Stored data
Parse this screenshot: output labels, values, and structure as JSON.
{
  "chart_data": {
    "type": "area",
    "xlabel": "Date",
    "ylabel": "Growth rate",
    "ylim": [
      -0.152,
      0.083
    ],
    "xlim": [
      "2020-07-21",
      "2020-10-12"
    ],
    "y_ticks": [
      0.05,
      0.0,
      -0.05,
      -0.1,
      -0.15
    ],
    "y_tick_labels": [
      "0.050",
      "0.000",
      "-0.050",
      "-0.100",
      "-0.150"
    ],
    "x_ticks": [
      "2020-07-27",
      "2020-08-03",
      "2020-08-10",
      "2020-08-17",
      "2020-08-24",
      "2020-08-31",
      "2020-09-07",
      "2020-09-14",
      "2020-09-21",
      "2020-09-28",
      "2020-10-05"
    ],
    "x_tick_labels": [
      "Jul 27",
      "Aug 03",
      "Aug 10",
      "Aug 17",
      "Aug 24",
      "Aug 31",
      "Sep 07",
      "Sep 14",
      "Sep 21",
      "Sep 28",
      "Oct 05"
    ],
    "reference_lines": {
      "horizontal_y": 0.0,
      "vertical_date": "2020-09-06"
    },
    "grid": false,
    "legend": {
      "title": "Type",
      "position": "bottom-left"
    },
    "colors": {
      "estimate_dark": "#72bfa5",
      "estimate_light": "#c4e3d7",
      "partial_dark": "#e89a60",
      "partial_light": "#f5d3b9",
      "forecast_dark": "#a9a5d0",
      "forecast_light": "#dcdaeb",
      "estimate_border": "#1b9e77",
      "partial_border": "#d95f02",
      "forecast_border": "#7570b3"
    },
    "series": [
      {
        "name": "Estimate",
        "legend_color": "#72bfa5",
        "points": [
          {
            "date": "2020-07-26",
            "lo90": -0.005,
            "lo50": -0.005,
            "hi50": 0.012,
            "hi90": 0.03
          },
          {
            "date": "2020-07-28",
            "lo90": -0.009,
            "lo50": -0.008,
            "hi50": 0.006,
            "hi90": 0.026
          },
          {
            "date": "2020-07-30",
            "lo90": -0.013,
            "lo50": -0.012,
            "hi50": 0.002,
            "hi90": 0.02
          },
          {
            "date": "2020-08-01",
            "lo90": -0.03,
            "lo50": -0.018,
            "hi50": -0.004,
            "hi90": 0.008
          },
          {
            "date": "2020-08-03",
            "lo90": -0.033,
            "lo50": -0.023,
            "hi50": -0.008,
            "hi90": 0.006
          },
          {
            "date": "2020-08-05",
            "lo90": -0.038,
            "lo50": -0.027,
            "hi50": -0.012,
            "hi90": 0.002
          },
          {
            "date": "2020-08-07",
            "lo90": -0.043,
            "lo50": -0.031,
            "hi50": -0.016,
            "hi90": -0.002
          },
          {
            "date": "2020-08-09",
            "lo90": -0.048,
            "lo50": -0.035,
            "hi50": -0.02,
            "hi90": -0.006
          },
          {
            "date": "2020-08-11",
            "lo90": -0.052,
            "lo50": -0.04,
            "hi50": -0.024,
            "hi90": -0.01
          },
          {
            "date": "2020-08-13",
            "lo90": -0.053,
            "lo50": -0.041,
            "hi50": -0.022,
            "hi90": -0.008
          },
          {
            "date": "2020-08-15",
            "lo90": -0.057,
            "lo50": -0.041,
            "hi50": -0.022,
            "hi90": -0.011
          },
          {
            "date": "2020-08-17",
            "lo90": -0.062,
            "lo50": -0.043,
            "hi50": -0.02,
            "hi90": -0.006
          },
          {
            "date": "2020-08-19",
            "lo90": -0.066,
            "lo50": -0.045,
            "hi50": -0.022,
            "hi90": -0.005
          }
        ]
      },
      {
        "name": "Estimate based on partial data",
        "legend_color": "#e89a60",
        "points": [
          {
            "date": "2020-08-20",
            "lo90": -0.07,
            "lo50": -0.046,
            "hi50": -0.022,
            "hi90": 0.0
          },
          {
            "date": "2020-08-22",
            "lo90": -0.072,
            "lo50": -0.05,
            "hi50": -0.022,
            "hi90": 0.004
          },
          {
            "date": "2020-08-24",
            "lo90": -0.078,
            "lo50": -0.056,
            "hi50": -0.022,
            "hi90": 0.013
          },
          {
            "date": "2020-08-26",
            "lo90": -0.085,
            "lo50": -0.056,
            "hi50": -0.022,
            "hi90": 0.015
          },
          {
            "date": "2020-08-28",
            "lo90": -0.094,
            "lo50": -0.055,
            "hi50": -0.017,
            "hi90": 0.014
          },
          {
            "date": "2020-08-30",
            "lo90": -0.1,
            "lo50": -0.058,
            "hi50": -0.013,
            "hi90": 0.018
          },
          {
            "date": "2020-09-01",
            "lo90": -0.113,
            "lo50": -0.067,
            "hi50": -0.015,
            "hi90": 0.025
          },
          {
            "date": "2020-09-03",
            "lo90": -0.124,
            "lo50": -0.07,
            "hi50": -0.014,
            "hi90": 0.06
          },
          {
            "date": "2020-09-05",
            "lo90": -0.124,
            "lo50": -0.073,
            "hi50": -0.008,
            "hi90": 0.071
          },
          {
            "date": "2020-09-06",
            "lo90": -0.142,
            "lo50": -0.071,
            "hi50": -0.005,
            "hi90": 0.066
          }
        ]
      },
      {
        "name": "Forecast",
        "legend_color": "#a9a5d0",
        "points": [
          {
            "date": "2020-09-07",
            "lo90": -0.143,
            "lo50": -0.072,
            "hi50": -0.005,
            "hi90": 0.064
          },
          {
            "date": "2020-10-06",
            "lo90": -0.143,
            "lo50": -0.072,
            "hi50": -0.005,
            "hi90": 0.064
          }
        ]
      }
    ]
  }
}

Direction -> Copy out the lines that hold "name".

Exercise answer ->
        "name": "Estimate",
        "name": "Estimate based on partial data",
        "name": "Forecast",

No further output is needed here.